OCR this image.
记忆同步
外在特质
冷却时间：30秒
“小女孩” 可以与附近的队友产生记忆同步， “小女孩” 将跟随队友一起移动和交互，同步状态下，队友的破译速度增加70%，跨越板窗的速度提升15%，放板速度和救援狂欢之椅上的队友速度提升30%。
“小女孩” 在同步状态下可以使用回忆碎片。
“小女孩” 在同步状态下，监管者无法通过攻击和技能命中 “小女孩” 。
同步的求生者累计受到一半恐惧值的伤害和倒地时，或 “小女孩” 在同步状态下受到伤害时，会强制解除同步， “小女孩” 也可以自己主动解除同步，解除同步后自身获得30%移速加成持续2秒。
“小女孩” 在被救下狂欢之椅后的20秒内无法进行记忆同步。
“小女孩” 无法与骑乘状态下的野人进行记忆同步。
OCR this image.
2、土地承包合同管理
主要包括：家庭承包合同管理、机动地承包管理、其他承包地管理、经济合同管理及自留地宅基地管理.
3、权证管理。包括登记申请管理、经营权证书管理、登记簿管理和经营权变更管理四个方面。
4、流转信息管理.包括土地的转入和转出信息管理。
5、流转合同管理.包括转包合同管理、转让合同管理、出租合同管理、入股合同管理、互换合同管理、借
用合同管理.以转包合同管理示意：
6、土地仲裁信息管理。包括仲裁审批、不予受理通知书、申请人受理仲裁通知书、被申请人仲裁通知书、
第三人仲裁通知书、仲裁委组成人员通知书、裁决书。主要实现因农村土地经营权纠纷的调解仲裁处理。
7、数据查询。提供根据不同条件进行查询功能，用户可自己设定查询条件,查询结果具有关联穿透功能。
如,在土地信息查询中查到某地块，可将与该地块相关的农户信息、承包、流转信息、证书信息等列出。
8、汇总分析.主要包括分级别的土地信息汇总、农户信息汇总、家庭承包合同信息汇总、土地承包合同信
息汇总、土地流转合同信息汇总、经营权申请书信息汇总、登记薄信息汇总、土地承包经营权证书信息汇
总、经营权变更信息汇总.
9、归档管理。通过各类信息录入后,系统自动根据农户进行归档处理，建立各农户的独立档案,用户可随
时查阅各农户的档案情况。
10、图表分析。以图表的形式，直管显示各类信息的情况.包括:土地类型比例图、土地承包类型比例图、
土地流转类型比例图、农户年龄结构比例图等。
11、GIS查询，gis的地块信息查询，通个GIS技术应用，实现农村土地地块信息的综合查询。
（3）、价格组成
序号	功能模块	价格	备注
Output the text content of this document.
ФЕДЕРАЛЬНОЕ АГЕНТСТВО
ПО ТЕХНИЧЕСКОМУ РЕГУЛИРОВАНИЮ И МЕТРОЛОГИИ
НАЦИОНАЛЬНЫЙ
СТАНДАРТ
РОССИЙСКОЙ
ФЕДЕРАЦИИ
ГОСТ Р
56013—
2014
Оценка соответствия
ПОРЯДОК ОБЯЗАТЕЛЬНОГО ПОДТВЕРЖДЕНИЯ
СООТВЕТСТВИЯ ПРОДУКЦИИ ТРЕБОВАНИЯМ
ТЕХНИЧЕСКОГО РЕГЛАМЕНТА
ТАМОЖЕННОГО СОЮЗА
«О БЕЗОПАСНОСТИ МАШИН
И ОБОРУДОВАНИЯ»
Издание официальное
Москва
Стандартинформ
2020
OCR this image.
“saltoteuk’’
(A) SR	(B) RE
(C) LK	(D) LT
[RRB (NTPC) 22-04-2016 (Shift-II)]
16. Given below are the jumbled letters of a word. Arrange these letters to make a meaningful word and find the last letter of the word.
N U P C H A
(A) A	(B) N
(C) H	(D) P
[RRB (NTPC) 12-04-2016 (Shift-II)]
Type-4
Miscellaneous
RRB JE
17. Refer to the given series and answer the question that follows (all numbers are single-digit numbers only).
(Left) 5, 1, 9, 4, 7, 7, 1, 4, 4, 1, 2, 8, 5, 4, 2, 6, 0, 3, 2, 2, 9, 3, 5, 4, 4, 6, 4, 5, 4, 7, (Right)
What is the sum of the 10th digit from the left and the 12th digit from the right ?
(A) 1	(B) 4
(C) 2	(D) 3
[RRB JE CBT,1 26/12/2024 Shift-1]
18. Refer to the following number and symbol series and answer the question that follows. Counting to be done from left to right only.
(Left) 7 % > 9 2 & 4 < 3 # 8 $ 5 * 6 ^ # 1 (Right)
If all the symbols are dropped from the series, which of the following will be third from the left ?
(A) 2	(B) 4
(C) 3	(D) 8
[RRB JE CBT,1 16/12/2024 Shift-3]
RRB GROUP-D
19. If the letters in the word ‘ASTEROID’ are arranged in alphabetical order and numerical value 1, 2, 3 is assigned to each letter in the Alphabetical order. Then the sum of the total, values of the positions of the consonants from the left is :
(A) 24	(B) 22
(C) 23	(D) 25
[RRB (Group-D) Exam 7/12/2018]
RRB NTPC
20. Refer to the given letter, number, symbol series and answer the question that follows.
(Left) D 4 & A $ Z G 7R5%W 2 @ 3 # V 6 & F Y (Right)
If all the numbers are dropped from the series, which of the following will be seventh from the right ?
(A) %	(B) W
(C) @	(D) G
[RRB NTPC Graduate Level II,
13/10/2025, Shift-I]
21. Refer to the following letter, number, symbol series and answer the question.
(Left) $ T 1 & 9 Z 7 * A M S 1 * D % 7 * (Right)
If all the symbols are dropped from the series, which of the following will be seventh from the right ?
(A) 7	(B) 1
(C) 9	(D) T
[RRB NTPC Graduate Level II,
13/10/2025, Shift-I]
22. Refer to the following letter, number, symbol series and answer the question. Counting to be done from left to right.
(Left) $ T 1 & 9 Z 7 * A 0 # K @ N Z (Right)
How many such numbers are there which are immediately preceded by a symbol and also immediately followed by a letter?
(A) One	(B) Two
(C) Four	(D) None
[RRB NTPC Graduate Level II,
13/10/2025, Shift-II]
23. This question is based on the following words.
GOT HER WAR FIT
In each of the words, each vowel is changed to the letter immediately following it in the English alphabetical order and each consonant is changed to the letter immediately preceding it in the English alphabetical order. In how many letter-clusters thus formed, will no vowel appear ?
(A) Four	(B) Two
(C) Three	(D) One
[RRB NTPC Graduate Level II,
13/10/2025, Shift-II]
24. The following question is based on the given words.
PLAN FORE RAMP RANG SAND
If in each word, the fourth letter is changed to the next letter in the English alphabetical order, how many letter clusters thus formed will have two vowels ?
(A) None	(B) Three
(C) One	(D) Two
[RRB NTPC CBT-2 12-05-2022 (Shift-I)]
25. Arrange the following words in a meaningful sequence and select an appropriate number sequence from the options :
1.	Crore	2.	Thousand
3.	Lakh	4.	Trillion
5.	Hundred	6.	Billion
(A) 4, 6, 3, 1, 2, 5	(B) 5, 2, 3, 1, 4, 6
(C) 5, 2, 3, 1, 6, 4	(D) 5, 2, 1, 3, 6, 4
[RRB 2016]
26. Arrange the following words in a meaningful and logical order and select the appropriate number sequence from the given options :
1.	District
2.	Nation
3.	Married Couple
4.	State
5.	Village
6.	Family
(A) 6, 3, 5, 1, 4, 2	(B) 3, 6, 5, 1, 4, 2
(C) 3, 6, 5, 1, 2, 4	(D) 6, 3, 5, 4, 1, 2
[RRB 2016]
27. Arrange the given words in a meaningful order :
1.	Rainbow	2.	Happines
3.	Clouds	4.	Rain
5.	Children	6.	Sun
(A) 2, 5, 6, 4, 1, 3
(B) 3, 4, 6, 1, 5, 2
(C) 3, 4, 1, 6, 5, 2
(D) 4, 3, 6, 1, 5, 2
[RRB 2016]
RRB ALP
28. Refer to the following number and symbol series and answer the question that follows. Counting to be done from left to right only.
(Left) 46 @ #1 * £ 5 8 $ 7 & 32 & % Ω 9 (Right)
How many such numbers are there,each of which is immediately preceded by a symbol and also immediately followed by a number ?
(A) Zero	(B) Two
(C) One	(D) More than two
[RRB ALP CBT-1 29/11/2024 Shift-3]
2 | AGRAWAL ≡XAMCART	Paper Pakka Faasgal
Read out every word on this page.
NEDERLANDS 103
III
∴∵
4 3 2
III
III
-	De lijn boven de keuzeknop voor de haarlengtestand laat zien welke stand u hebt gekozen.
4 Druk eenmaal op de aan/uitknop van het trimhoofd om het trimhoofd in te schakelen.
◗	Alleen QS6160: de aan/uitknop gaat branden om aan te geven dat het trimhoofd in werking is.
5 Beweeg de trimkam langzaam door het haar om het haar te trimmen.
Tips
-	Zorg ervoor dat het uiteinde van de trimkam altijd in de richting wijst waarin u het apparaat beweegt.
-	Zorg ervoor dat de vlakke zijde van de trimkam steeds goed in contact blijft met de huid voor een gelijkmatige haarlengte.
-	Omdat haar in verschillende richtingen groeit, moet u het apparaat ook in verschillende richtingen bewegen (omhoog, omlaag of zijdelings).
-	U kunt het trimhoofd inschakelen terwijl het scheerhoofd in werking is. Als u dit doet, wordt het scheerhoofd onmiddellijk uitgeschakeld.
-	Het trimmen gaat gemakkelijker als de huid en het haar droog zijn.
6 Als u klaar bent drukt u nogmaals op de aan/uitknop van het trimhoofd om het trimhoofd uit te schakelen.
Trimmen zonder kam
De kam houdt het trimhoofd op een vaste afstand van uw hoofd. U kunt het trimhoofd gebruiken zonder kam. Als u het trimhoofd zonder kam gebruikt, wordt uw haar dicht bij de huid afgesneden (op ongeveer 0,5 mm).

### GIVEN PROBLEM
Your task is to list each line of the records with the word "based".

### PROBLEM SOLUTION
23. This question is based on the following words.
24. The following question is based on the given words.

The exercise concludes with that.